### Texte
____________
BRAZZAVILLE 1972
Mais qu’est-ce que je suis allé faire
là-bas ?
… Un vieux chimpanzé derrière des
barreaux. Le gardien du zoo lui fait fumer la cigarette. Un hôtel tout en béton
qui s’appelle l’hôtel Cosmos : Il a été construit par les Soviétiques et
son architecture est tout à fait moscovite. Tout à côté le fleuve Congo qui
s’élargit, tranquille. Il est absolument couvert par les jacinthes d’eau –
Myriades de fleurs d’un bleu violet. Vu de l’autre rive, le fleuve s’appelle
Zaïre et le pays voisin aussi.
On dit …On dit… On parle de
Révolution … On parle de chasse à l’homme.
- « Ne vous en mêlez pas, vous
n’avez rien vu, rien entendu ! ».
Les chars d’assaut dans les rues …
Mitraillettes dans les mains des gamins cachés au creux des fossés … Le fleuve
Congo, un peu plus au Nord, a des méandres et des rapides : - « Ce
n’est pas par ici qu’ils traverseront – Les courants sont trop forts, il y a
trop de rochers. Nuages lourds d’orage.
« Ne vous en mêlez pas, vous n’avez
rien vu, rien entendu. »
Mon coiffeur va d’un immeuble à
l’autre, d’une case à l’autre. Il ne sait pas lire. Il me demande, après avoir
achevé la coupe, de lui lire dans son carnet l’adresse du client suivant. Il me
demande aussi de noter notre prochain rendez-vous. Il rit beaucoup, quand il
vient chez moi :
-« Nous manquions de place pour
construire des maisons. Les blancs
sont venus. Ils ont construit des
immeubles, c’est-à-dire qu’ils ont empilé les maisons les unes par-dessus les
autres ! »
____________
Extrait d'un jeu de données
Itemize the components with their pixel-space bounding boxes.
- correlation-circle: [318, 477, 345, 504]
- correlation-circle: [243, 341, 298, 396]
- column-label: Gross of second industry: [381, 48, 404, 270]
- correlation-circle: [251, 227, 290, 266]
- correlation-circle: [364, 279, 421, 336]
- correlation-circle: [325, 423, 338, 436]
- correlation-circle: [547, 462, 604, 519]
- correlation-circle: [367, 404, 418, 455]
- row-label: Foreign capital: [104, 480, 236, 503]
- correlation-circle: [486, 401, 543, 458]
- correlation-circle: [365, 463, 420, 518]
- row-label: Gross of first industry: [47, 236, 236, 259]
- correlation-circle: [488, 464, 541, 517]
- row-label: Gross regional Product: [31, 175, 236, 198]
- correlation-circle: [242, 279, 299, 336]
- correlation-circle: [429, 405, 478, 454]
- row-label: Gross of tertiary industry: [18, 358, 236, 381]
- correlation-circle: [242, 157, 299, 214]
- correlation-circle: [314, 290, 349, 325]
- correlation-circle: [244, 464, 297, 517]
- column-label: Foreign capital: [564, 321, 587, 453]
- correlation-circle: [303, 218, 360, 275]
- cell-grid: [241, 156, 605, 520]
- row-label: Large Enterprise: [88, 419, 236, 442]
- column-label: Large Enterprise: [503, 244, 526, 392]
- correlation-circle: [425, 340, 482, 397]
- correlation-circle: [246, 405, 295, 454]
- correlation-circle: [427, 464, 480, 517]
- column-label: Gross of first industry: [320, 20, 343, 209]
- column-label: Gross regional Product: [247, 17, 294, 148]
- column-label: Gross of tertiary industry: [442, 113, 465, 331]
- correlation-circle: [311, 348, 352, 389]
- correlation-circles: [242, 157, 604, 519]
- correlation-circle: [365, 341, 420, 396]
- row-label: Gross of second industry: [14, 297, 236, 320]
____________
### Objectif A
Traduisez en anglais cette phrase du texte sur Brazzaville : « Il me demande aussi de noter notre prochain rendez-vous. »
### Objectif B
Dans le texte sur Brazzaville, résumez sous forme de liste le paragraphe qui commence par « Un vieux chimpanzé derrière des barreaux », en gardant ses faits principaux.
### Objectif C
Recopiez le passage du texte sur Brazzaville qui commence par « BRAZZAVILLE 1972 » et va jusqu'à « chasse à l’homme. ».
Ces enregistrements ont une autre source que le texte.

### Corrigé A
He also asks me to write down our next appointment.

### Corrigé B
- Un vieux chimpanzé est enfermé derrière des barreaux, et le gardien du zoo lui fait fumer la cigarette.
- L'hôtel Cosmos, tout en béton, a été construit par les Soviétiques dans un style moscovite.
- Juste à côté, le fleuve Congo s'élargit, tranquille, couvert de jacinthes d'eau aux fleurs bleu violet.
- Vu de l'autre rive, le fleuve s'appelle Zaïre, comme le pays voisin.

### Corrigé C
BRAZZAVILLE 1972
Mais qu’est-ce que je suis allé faire
là-bas ?
… Un vieux chimpanzé derrière des
barreaux. Le gardien du zoo lui fait fumer la cigarette. Un hôtel tout en béton
qui s’appelle l’hôtel Cosmos : Il a été construit par les Soviétiques et
son architecture est tout à fait moscovite. Tout à côté le fleuve Congo qui
s’élargit, tranquille. Il est absolument couvert par les jacinthes d’eau –
Myriades de fleurs d’un bleu violet. Vu de l’autre rive, le fleuve s’appelle
Zaïre et le pays voisin aussi.
On dit …On dit… On parle de
Révolution … On parle de chasse à l’homme.